Written instruction
Exclude the pictures and retype the entries as written.

-- Start of Entries --

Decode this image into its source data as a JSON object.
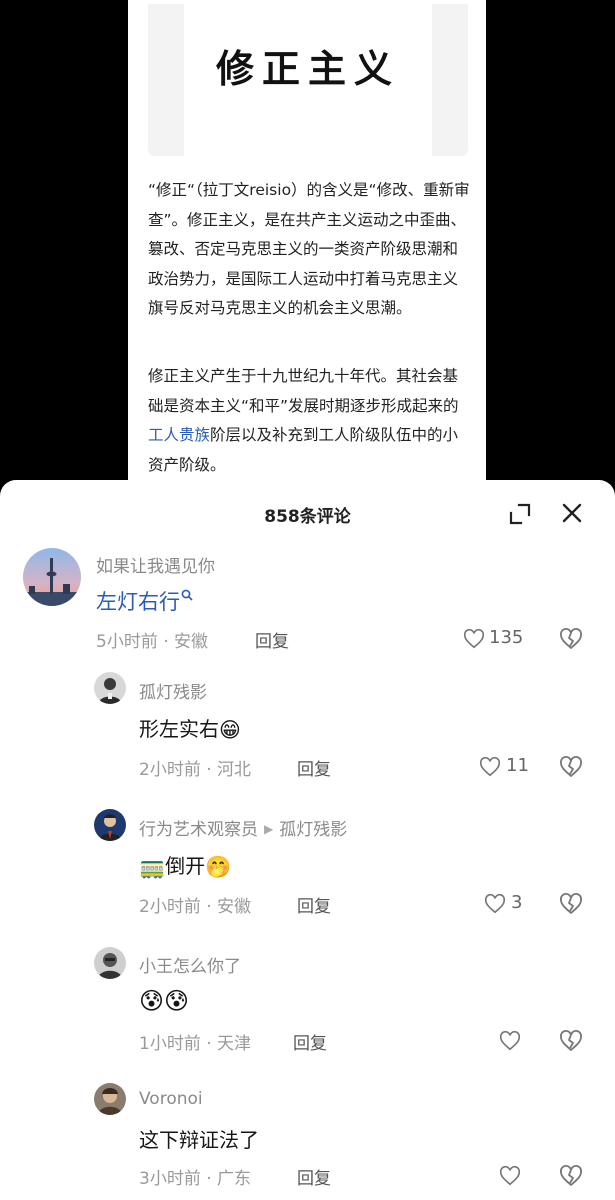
{
  "article": {
    "title": "修正主义",
    "para1": "“修正“（拉丁文reisio）的含义是“修改、重新审查”。修正主义，是在共产主义运动之中歪曲、篡改、否定马克思主义的一类资产阶级思潮和政治势力，是国际工人运动中打着马克思主义旗号反对马克思主义的机会主义思潮。",
    "para2_before": "修正主义产生于十九世纪九十年代。其社会基础是资本主义“和平”发展时期逐步形成起来的",
    "para2_link": "工人贵族",
    "para2_after": "阶层以及补充到工人阶级队伍中的小资产阶级。"
  },
  "sheet": {
    "comment_count": "858条评论"
  },
  "comments": [
    {
      "user": "如果让我遇见你",
      "text": "左灯右行",
      "time": "5小时前",
      "location": "安徽",
      "reply": "回复",
      "likes": "135"
    },
    {
      "user": "孤灯残影",
      "text": "形左实右",
      "emoji": "😁",
      "time": "2小时前",
      "location": "河北",
      "reply": "回复",
      "likes": "11"
    },
    {
      "user": "行为艺术观察员",
      "reply_to": "孤灯残影",
      "emoji_prefix": "🚃",
      "text": "倒开",
      "emoji": "🤭",
      "time": "2小时前",
      "location": "安徽",
      "reply": "回复",
      "likes": "3"
    },
    {
      "user": "小王怎么你了",
      "emoji": "😰😰",
      "time": "1小时前",
      "location": "天津",
      "reply": "回复",
      "likes": ""
    },
    {
      "user": "Voronoi",
      "text": "这下辩证法了",
      "time": "3小时前",
      "location": "广东",
      "reply": "回复",
      "likes": ""
    }
  ],
  "meta_separator": " · ",
  "icons": {
    "expand": "expand-icon",
    "close": "close-icon",
    "like": "heart-outline-icon",
    "dislike": "broken-heart-icon",
    "search": "search-icon"
  },
  "colors": {
    "link": "#2a5bb8",
    "muted": "#8a8a8a"
  }
}
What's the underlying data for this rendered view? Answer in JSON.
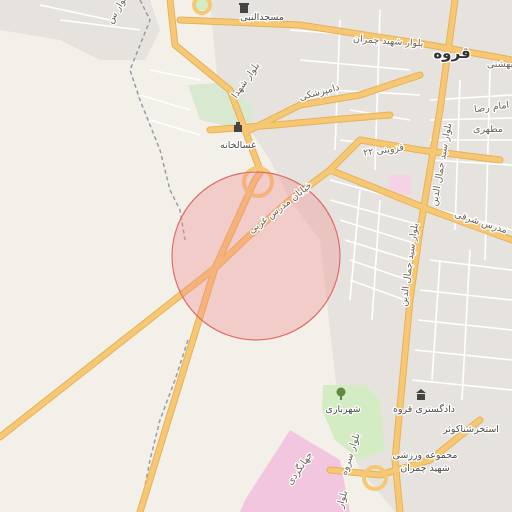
{
  "map": {
    "city_label": "قروه",
    "poi": {
      "mosque": "مسجدالنبی",
      "morgue": "غسالخانه",
      "municipality": "شهرباری",
      "courthouse": "دادگستری قروه",
      "pool": "استخرشناکوثر",
      "sports_complex_line1": "مجموعه ورزشی",
      "sports_complex_line2": "شهید چمران"
    },
    "roads": {
      "chamran_blvd": "بلوار شهید چمران",
      "shohada_blvd": "بلوار شهدا",
      "damparshki": "دامپزشکی",
      "qazvin_22": "۲۲ قزوینی",
      "modares_west": "خیابان مدرس غربی",
      "modares_east": "مدرس شرقی",
      "jamaleddin_blvd": "بلوار سید جمال الدین",
      "jamaleddin_blvd_2": "بلوار سید جمال الدین",
      "jahangardi": "جهانگردی",
      "sorkh_blvd": "بلوار سروه",
      "emam_reza": "امام رضا",
      "motahari": "مطهری",
      "beheshti": "بهشتی",
      "partial_road": "بلوار",
      "sahar": "بلوار س"
    },
    "highlight_circle_color": "#f28a8a",
    "major_road_color": "#f7c873",
    "minor_road_color": "#ffffff",
    "park_color": "#d3ecc4",
    "block_color": "#e5e2dd",
    "pink_area_color": "#f3c6df"
  }
}
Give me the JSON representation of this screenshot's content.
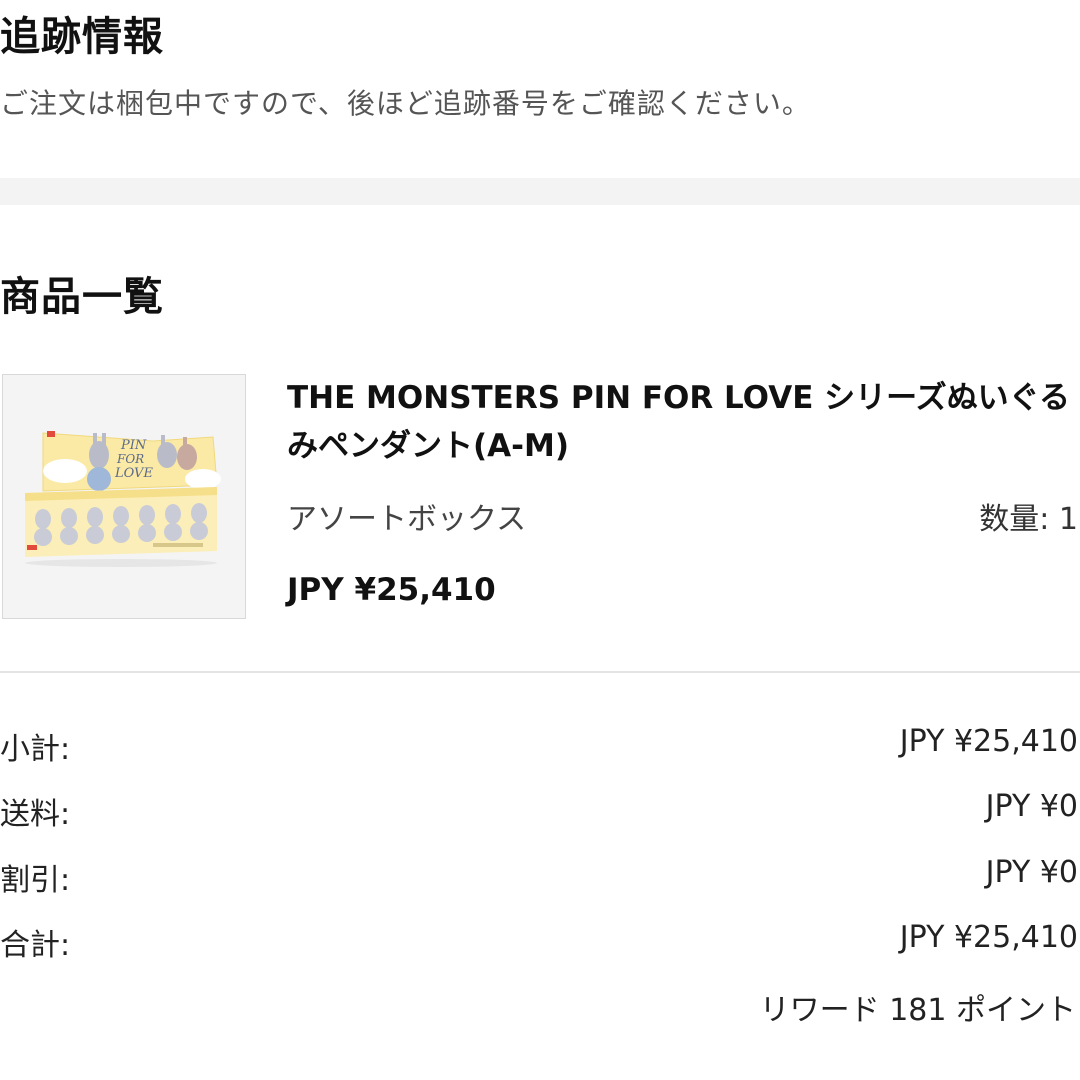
{
  "tracking": {
    "title": "追跡情報",
    "message": "ご注文は梱包中ですので、後ほど追跡番号をご確認ください。"
  },
  "items": {
    "title": "商品一覧",
    "product": {
      "name": "THE MONSTERS PIN FOR LOVE シリーズぬいぐるみペンダント(A-M)",
      "variant": "アソートボックス",
      "quantity": "数量: 1",
      "price": "JPY ¥25,410",
      "image": {
        "box_text": "PIN FOR LOVE",
        "colors": {
          "box": "#fbe9a6",
          "figure": "#c9ccd6",
          "accent": "#e24a3b"
        }
      }
    }
  },
  "summary": {
    "subtotal_label": "小計:",
    "subtotal_value": "JPY ¥25,410",
    "shipping_label": "送料:",
    "shipping_value": "JPY ¥0",
    "discount_label": "割引:",
    "discount_value": "JPY ¥0",
    "total_label": "合計:",
    "total_value": "JPY ¥25,410",
    "reward": "リワード 181 ポイント"
  }
}
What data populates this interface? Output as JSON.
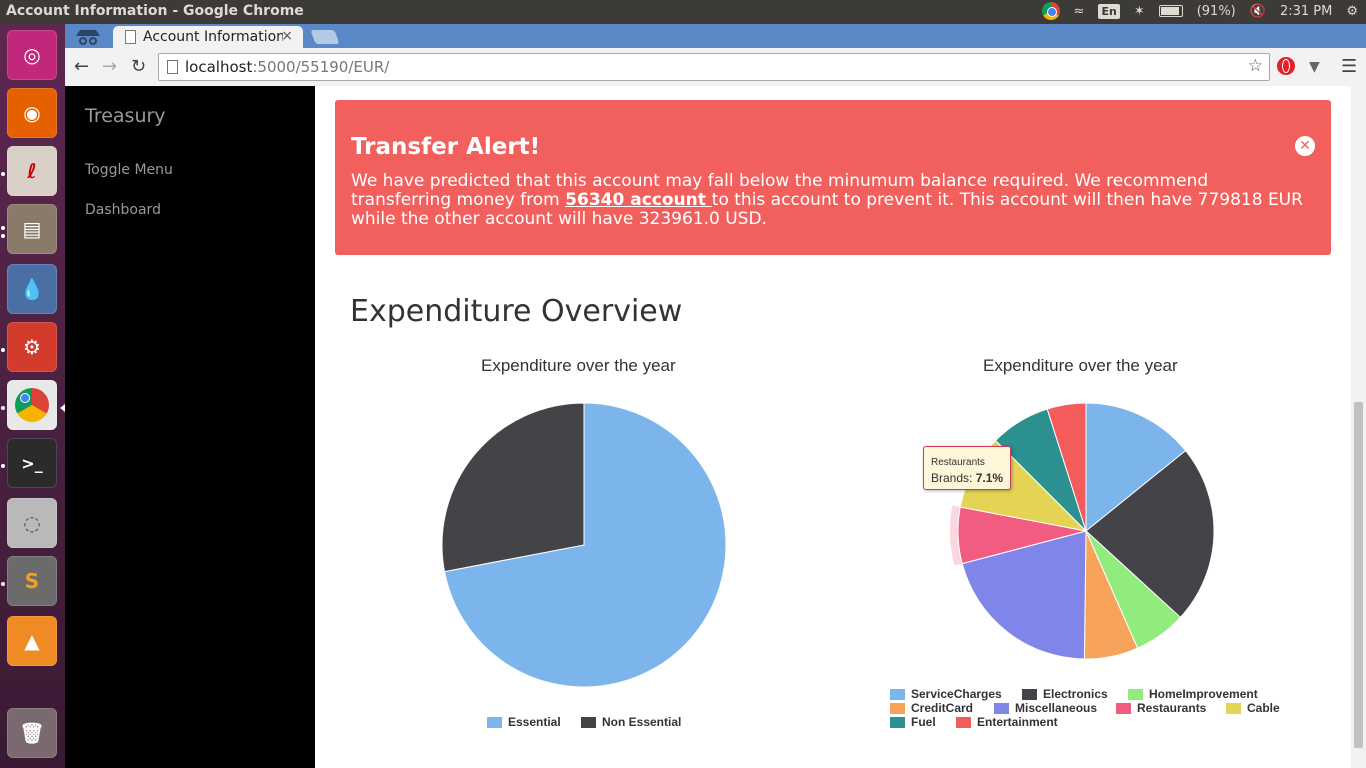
{
  "window": {
    "title": "Account Information - Google Chrome"
  },
  "topbar": {
    "keyboard": "En",
    "battery": "(91%)",
    "clock": "2:31 PM"
  },
  "browser": {
    "tab_title": "Account Information",
    "tab_close": "×",
    "url_host": "localhost",
    "url_rest": ":5000/55190/EUR/"
  },
  "sidebar": {
    "brand": "Treasury",
    "items": [
      {
        "label": "Toggle Menu"
      },
      {
        "label": "Dashboard"
      }
    ]
  },
  "alert": {
    "title": "Transfer Alert!",
    "text_before": "We have predicted that this account may fall below the minumum balance required. We recommend transferring money from ",
    "link": "56340 account ",
    "text_after": "to this account to prevent it. This account will then have 779818 EUR while the other account will have 323961.0 USD.",
    "close": "✕"
  },
  "section": {
    "title": "Expenditure Overview"
  },
  "tooltip": {
    "category": "Restaurants",
    "label": "Brands: ",
    "value": "7.1%"
  },
  "chart_data": [
    {
      "type": "pie",
      "title": "Expenditure over the year",
      "labels": [
        "Essential",
        "Non Essential"
      ],
      "values": [
        72,
        28
      ],
      "colors": [
        "#7cb5ec",
        "#434348"
      ],
      "legend": "bottom"
    },
    {
      "type": "pie",
      "title": "Expenditure over the year",
      "labels": [
        "ServiceCharges",
        "Electronics",
        "HomeImprovement",
        "CreditCard",
        "Miscellaneous",
        "Restaurants",
        "Cable",
        "Fuel",
        "Entertainment"
      ],
      "values": [
        14.2,
        22.6,
        6.6,
        6.8,
        20.7,
        7.1,
        9.5,
        7.6,
        4.9
      ],
      "colors": [
        "#7cb5ec",
        "#434348",
        "#90ed7d",
        "#f7a35c",
        "#8085e9",
        "#f15c80",
        "#e4d354",
        "#2b908f",
        "#f45b5b"
      ],
      "legend": "bottom"
    }
  ]
}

-- End of Entries --

Task solution
Decode this image into its source data as a JSON object.
{
  "article": {
    "title": "修正主义",
    "para1": "“修正“（拉丁文reisio）的含义是“修改、重新审查”。修正主义，是在共产主义运动之中歪曲、篡改、否定马克思主义的一类资产阶级思潮和政治势力，是国际工人运动中打着马克思主义旗号反对马克思主义的机会主义思潮。",
    "para2_before": "修正主义产生于十九世纪九十年代。其社会基础是资本主义“和平”发展时期逐步形成起来的",
    "para2_link": "工人贵族",
    "para2_after": "阶层以及补充到工人阶级队伍中的小资产阶级。"
  },
  "sheet": {
    "comment_count": "858条评论"
  },
  "comments": [
    {
      "user": "如果让我遇见你",
      "text": "左灯右行",
      "time": "5小时前",
      "location": "安徽",
      "reply": "回复",
      "likes": "135"
    },
    {
      "user": "孤灯残影",
      "text": "形左实右",
      "emoji": "😁",
      "time": "2小时前",
      "location": "河北",
      "reply": "回复",
      "likes": "11"
    },
    {
      "user": "行为艺术观察员",
      "reply_to": "孤灯残影",
      "emoji_prefix": "🚃",
      "text": "倒开",
      "emoji": "🤭",
      "time": "2小时前",
      "location": "安徽",
      "reply": "回复",
      "likes": "3"
    },
    {
      "user": "小王怎么你了",
      "emoji": "😰😰",
      "time": "1小时前",
      "location": "天津",
      "reply": "回复",
      "likes": ""
    },
    {
      "user": "Voronoi",
      "text": "这下辩证法了",
      "time": "3小时前",
      "location": "广东",
      "reply": "回复",
      "likes": ""
    }
  ],
  "meta_separator": " · ",
  "icons": {
    "expand": "expand-icon",
    "close": "close-icon",
    "like": "heart-outline-icon",
    "dislike": "broken-heart-icon",
    "search": "search-icon"
  },
  "colors": {
    "link": "#2a5bb8",
    "muted": "#8a8a8a"
  }
}
What's the underlying data for this rendered view? Answer in JSON.
{
  "map": {
    "city_label": "قروه",
    "poi": {
      "mosque": "مسجدالنبی",
      "morgue": "غسالخانه",
      "municipality": "شهرباری",
      "courthouse": "دادگستری قروه",
      "pool": "استخرشناکوثر",
      "sports_complex_line1": "مجموعه ورزشی",
      "sports_complex_line2": "شهید چمران"
    },
    "roads": {
      "chamran_blvd": "بلوار شهید چمران",
      "shohada_blvd": "بلوار شهدا",
      "damparshki": "دامپزشکی",
      "qazvin_22": "۲۲ قزوینی",
      "modares_west": "خیابان مدرس غربی",
      "modares_east": "مدرس شرقی",
      "jamaleddin_blvd": "بلوار سید جمال الدین",
      "jamaleddin_blvd_2": "بلوار سید جمال الدین",
      "jahangardi": "جهانگردی",
      "sorkh_blvd": "بلوار سروه",
      "emam_reza": "امام رضا",
      "motahari": "مطهری",
      "beheshti": "بهشتی",
      "partial_road": "بلوار",
      "sahar": "بلوار س"
    },
    "highlight_circle_color": "#f28a8a",
    "major_road_color": "#f7c873",
    "minor_road_color": "#ffffff",
    "park_color": "#d3ecc4",
    "block_color": "#e5e2dd",
    "pink_area_color": "#f3c6df"
  }
}
Give me the JSON representation of this screenshot's content.
{
  "tracking": {
    "title": "追跡情報",
    "message": "ご注文は梱包中ですので、後ほど追跡番号をご確認ください。"
  },
  "items": {
    "title": "商品一覧",
    "product": {
      "name": "THE MONSTERS PIN FOR LOVE シリーズぬいぐるみペンダント(A-M)",
      "variant": "アソートボックス",
      "quantity": "数量: 1",
      "price": "JPY ¥25,410",
      "image": {
        "box_text": "PIN FOR LOVE",
        "colors": {
          "box": "#fbe9a6",
          "figure": "#c9ccd6",
          "accent": "#e24a3b"
        }
      }
    }
  },
  "summary": {
    "subtotal_label": "小計:",
    "subtotal_value": "JPY ¥25,410",
    "shipping_label": "送料:",
    "shipping_value": "JPY ¥0",
    "discount_label": "割引:",
    "discount_value": "JPY ¥0",
    "total_label": "合計:",
    "total_value": "JPY ¥25,410",
    "reward": "リワード 181 ポイント"
  }
}
What data populates this interface? Output as JSON.
{
  "window": {
    "title": "Account Information - Google Chrome"
  },
  "topbar": {
    "keyboard": "En",
    "battery": "(91%)",
    "clock": "2:31 PM"
  },
  "browser": {
    "tab_title": "Account Information",
    "tab_close": "×",
    "url_host": "localhost",
    "url_rest": ":5000/55190/EUR/"
  },
  "sidebar": {
    "brand": "Treasury",
    "items": [
      {
        "label": "Toggle Menu"
      },
      {
        "label": "Dashboard"
      }
    ]
  },
  "alert": {
    "title": "Transfer Alert!",
    "text_before": "We have predicted that this account may fall below the minumum balance required. We recommend transferring money from ",
    "link": "56340 account ",
    "text_after": "to this account to prevent it. This account will then have 779818 EUR while the other account will have 323961.0 USD.",
    "close": "✕"
  },
  "section": {
    "title": "Expenditure Overview"
  },
  "tooltip": {
    "category": "Restaurants",
    "label": "Brands: ",
    "value": "7.1%"
  },
  "chart_data": [
    {
      "type": "pie",
      "title": "Expenditure over the year",
      "labels": [
        "Essential",
        "Non Essential"
      ],
      "values": [
        72,
        28
      ],
      "colors": [
        "#7cb5ec",
        "#434348"
      ],
      "legend": "bottom"
    },
    {
      "type": "pie",
      "title": "Expenditure over the year",
      "labels": [
        "ServiceCharges",
        "Electronics",
        "HomeImprovement",
        "CreditCard",
        "Miscellaneous",
        "Restaurants",
        "Cable",
        "Fuel",
        "Entertainment"
      ],
      "values": [
        14.2,
        22.6,
        6.6,
        6.8,
        20.7,
        7.1,
        9.5,
        7.6,
        4.9
      ],
      "colors": [
        "#7cb5ec",
        "#434348",
        "#90ed7d",
        "#f7a35c",
        "#8085e9",
        "#f15c80",
        "#e4d354",
        "#2b908f",
        "#f45b5b"
      ],
      "legend": "bottom"
    }
  ]
}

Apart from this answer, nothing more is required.